WORK INSTRUCTIONS: Tell how many lines in the data below hold the string "khác"; give nothing but the number.

-------------------------

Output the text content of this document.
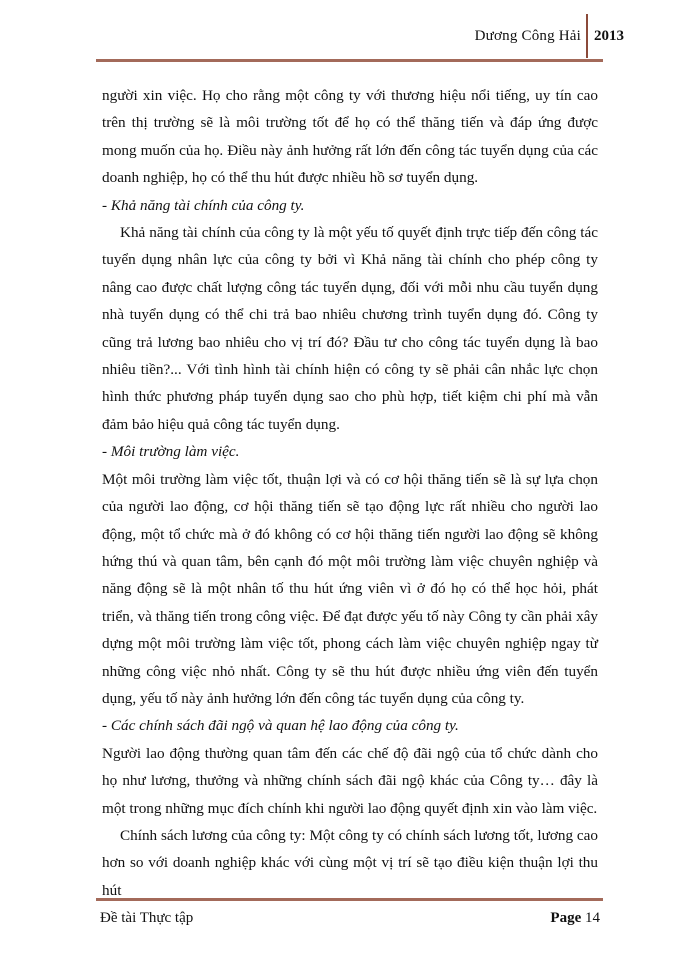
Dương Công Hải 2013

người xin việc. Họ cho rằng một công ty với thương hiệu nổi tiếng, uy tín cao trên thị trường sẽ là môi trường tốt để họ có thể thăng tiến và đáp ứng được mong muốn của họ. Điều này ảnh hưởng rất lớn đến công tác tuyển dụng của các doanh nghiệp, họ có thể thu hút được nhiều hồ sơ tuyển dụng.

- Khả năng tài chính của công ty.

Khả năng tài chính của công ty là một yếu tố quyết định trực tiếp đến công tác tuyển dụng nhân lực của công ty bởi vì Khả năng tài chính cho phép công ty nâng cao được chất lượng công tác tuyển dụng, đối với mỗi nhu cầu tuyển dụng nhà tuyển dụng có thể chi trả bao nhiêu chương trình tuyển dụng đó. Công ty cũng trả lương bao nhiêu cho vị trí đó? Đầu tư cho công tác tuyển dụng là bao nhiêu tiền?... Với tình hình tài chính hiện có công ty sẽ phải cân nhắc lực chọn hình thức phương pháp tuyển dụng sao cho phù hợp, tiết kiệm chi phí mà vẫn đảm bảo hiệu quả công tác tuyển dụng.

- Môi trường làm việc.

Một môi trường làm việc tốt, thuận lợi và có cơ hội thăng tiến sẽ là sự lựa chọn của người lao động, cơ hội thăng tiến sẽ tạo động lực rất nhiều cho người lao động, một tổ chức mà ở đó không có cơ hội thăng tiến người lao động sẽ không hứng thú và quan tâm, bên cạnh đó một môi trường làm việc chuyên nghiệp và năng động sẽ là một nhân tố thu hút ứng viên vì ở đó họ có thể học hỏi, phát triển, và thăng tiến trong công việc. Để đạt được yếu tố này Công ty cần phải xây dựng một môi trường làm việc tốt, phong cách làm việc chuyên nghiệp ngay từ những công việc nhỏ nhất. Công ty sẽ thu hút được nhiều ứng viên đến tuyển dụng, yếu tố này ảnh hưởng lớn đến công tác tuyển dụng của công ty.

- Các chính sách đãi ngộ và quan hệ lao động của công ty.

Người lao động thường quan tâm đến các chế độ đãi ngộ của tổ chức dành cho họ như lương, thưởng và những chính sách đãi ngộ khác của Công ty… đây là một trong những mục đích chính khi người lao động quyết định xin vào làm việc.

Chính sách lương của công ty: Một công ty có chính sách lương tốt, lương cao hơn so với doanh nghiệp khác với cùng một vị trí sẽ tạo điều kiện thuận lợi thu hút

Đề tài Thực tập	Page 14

-------------------------

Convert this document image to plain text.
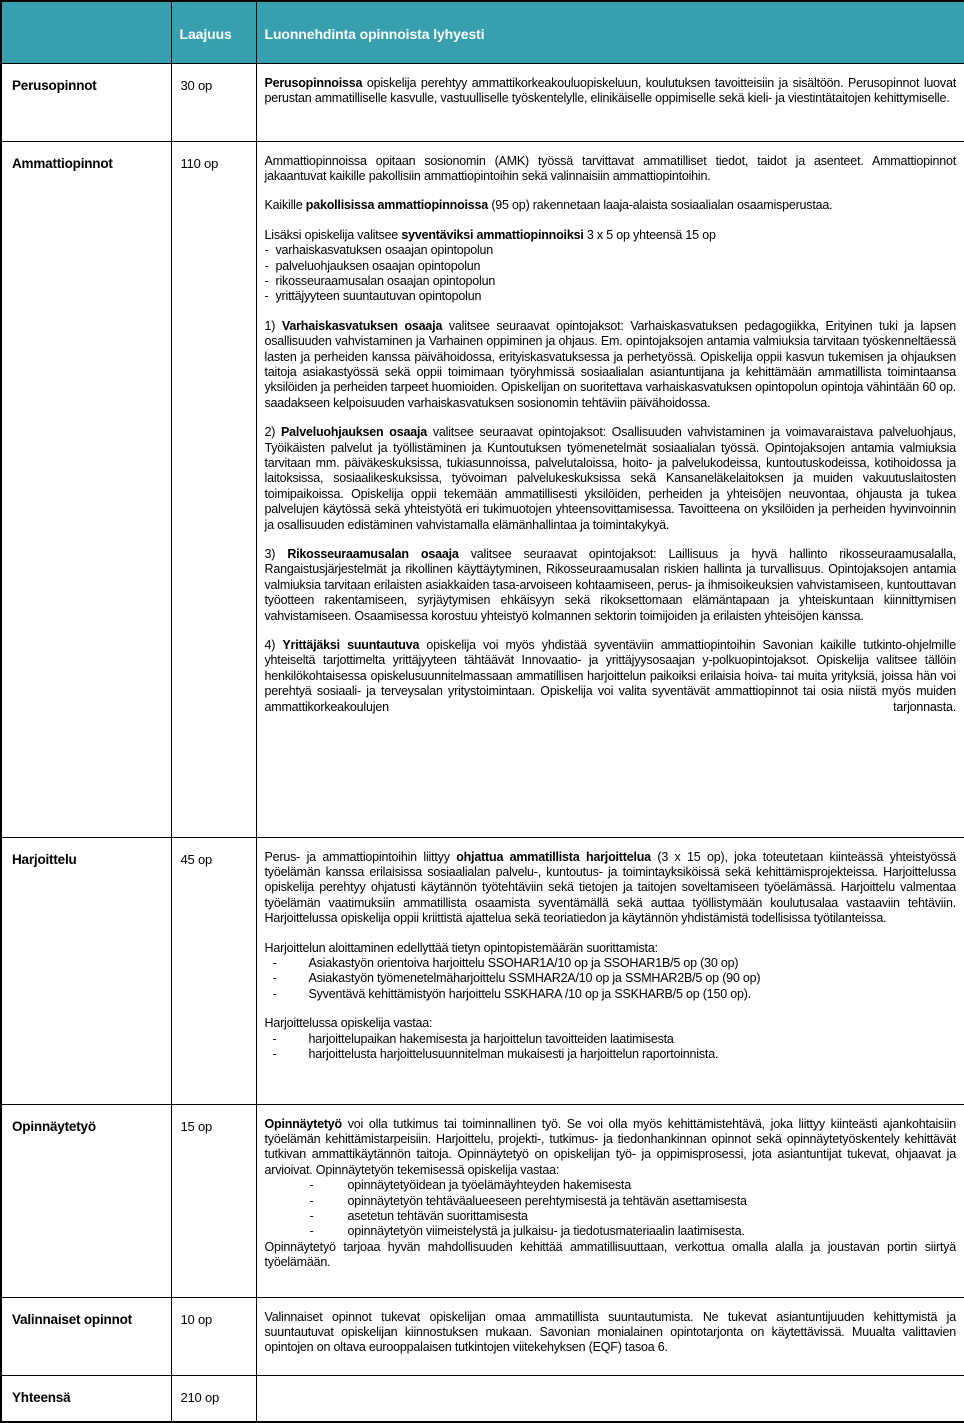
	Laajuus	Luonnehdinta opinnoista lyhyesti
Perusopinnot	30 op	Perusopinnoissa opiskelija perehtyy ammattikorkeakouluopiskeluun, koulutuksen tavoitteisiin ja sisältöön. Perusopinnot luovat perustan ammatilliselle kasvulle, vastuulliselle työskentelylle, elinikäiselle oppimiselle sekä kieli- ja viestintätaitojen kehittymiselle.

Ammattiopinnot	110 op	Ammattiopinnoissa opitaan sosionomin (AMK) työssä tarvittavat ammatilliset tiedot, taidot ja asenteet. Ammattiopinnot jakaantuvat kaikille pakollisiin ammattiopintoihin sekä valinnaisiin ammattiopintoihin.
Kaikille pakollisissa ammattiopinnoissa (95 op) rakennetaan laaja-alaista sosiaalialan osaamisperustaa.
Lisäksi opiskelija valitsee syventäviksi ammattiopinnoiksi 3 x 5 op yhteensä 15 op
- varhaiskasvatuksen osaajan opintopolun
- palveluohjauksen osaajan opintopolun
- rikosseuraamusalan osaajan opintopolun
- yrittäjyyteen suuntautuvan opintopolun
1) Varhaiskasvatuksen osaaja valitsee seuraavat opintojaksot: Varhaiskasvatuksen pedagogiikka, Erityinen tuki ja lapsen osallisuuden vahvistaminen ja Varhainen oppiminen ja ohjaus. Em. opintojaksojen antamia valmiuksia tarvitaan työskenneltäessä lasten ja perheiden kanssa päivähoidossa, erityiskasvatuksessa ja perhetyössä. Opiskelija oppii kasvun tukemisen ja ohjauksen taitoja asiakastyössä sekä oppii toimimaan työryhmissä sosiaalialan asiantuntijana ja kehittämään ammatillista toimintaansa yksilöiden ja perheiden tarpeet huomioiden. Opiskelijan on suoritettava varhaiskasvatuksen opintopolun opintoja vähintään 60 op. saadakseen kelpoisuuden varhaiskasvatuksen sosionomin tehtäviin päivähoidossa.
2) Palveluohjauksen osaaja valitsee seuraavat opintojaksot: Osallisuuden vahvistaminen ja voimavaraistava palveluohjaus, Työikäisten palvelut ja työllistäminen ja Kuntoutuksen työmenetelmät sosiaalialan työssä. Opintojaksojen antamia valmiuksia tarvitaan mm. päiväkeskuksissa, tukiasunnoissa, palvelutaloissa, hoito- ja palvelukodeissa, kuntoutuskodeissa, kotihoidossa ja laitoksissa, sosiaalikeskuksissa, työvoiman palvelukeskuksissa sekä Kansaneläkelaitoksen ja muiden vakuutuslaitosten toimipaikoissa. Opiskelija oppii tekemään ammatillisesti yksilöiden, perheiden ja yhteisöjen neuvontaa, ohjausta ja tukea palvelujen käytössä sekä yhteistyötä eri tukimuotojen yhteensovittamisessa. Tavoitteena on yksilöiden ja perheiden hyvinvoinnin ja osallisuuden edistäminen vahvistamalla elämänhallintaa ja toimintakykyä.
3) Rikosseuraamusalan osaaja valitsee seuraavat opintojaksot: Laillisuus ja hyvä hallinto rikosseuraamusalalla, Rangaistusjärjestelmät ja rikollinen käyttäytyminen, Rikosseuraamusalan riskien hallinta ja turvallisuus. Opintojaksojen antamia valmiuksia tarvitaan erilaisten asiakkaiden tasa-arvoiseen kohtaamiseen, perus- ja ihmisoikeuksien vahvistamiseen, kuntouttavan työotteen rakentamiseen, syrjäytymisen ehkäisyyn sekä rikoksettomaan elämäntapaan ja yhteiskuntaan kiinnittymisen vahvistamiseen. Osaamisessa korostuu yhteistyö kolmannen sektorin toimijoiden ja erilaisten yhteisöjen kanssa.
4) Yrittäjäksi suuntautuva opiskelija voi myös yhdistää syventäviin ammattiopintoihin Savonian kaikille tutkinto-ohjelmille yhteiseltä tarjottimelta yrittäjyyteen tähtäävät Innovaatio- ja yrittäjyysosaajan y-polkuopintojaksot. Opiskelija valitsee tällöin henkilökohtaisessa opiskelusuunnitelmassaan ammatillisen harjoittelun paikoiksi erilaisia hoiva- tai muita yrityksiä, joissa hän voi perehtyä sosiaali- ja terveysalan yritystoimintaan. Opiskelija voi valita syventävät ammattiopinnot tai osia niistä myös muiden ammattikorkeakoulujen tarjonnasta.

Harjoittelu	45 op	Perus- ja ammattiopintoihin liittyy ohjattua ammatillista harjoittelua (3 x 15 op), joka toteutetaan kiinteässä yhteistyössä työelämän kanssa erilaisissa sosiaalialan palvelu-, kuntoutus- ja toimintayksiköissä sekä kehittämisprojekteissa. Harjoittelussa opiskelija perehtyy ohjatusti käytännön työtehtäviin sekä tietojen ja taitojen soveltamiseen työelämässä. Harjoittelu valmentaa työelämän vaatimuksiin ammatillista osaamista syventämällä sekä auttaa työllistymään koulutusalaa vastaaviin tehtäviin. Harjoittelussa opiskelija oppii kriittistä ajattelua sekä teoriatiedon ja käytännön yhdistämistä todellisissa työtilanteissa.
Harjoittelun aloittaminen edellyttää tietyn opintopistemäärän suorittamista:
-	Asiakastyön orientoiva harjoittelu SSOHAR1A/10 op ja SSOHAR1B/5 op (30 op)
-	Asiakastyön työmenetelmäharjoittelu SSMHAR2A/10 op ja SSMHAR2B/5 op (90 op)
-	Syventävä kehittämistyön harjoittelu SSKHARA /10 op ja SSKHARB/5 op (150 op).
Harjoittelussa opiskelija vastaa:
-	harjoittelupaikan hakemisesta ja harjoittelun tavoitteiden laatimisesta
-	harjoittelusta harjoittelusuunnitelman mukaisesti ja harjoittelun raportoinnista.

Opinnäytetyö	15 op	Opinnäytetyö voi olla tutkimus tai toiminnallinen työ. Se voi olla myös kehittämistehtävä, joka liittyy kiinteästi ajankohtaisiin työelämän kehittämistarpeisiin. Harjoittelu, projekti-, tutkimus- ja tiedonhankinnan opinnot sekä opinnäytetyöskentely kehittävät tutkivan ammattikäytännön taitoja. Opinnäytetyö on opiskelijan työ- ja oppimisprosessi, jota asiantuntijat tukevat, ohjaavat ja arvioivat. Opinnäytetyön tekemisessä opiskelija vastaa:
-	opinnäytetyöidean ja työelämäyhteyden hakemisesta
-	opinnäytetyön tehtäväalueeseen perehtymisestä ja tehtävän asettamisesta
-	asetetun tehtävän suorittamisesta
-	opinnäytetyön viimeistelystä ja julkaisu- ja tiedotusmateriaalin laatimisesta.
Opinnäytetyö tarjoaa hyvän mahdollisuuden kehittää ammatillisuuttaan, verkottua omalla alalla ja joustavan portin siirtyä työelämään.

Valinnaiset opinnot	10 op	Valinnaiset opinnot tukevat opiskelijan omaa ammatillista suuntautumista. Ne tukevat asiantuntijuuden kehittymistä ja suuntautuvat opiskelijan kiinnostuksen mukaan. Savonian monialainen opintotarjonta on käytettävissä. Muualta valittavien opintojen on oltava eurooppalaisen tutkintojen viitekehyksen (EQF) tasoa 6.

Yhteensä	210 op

-------------------------

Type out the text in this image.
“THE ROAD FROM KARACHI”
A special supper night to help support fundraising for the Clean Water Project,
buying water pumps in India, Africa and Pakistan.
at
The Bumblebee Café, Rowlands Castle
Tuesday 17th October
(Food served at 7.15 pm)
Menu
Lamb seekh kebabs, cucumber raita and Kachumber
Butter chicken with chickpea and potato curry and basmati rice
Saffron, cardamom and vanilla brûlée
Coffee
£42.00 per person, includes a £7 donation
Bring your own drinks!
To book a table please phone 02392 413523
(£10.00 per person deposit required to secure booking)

-------------------------

EXERCISE OUTPUT: 2